Only an exact repetition of all the entries will be accepted.

*** Data provided ***

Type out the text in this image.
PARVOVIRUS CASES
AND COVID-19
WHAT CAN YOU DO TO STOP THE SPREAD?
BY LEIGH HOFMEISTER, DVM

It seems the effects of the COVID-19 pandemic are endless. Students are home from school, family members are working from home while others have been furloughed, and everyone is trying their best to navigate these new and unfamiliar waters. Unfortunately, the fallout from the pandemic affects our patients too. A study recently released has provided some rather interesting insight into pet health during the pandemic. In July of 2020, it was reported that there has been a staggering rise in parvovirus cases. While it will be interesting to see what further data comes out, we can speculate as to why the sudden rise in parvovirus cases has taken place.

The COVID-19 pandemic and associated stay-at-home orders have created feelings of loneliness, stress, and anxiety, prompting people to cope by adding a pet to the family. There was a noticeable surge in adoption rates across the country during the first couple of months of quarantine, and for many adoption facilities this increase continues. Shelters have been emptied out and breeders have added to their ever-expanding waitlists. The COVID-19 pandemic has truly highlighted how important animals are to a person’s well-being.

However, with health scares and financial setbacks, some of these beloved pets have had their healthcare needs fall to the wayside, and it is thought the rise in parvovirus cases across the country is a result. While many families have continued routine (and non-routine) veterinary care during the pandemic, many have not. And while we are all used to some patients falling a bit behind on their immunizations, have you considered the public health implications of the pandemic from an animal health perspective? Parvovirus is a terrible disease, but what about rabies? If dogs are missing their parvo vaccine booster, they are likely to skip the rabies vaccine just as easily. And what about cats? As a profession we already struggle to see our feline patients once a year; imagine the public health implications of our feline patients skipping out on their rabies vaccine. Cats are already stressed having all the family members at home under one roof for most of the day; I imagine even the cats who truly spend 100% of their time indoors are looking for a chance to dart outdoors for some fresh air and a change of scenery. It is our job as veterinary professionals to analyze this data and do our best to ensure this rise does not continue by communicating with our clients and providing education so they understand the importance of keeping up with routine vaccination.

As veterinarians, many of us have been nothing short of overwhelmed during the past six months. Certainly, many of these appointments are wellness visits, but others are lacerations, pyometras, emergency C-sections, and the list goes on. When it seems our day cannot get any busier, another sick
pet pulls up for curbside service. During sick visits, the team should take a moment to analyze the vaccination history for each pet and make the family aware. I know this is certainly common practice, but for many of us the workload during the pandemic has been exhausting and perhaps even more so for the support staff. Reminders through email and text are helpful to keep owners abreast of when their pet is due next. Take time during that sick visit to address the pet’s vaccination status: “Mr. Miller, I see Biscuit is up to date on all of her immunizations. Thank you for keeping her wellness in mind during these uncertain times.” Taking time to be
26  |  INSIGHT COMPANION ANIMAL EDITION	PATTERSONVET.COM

*** End of Data provided ***

** Response to this exercise **
Type out the text in this image.
PARVOVIRUS CASES
AND COVID-19
WHAT CAN YOU DO TO STOP THE SPREAD?
BY LEIGH HOFMEISTER, DVM

It seems the effects of the COVID-19 pandemic are endless. Students are home from school, family members are working from home while others have been furloughed, and everyone is trying their best to navigate these new and unfamiliar waters. Unfortunately, the fallout from the pandemic affects our patients too. A study recently released has provided some rather interesting insight into pet health during the pandemic. In July of 2020, it was reported that there has been a staggering rise in parvovirus cases. While it will be interesting to see what further data comes out, we can speculate as to why the sudden rise in parvovirus cases has taken place.

The COVID-19 pandemic and associated stay-at-home orders have created feelings of loneliness, stress, and anxiety, prompting people to cope by adding a pet to the family. There was a noticeable surge in adoption rates across the country during the first couple of months of quarantine, and for many adoption facilities this increase continues. Shelters have been emptied out and breeders have added to their ever-expanding waitlists. The COVID-19 pandemic has truly highlighted how important animals are to a person’s well-being.

However, with health scares and financial setbacks, some of these beloved pets have had their healthcare needs fall to the wayside, and it is thought the rise in parvovirus cases across the country is a result. While many families have continued routine (and non-routine) veterinary care during the pandemic, many have not. And while we are all used to some patients falling a bit behind on their immunizations, have you considered the public health implications of the pandemic from an animal health perspective? Parvovirus is a terrible disease, but what about rabies? If dogs are missing their parvo vaccine booster, they are likely to skip the rabies vaccine just as easily. And what about cats? As a profession we already struggle to see our feline patients once a year; imagine the public health implications of our feline patients skipping out on their rabies vaccine. Cats are already stressed having all the family members at home under one roof for most of the day; I imagine even the cats who truly spend 100% of their time indoors are looking for a chance to dart outdoors for some fresh air and a change of scenery. It is our job as veterinary professionals to analyze this data and do our best to ensure this rise does not continue by communicating with our clients and providing education so they understand the importance of keeping up with routine vaccination.

As veterinarians, many of us have been nothing short of overwhelmed during the past six months. Certainly, many of these appointments are wellness visits, but others are lacerations, pyometras, emergency C-sections, and the list goes on. When it seems our day cannot get any busier, another sick
pet pulls up for curbside service. During sick visits, the team should take a moment to analyze the vaccination history for each pet and make the family aware. I know this is certainly common practice, but for many of us the workload during the pandemic has been exhausting and perhaps even more so for the support staff. Reminders through email and text are helpful to keep owners abreast of when their pet is due next. Take time during that sick visit to address the pet’s vaccination status: “Mr. Miller, I see Biscuit is up to date on all of her immunizations. Thank you for keeping her wellness in mind during these uncertain times.” Taking time to be
26  |  INSIGHT COMPANION ANIMAL EDITION	PATTERSONVET.COM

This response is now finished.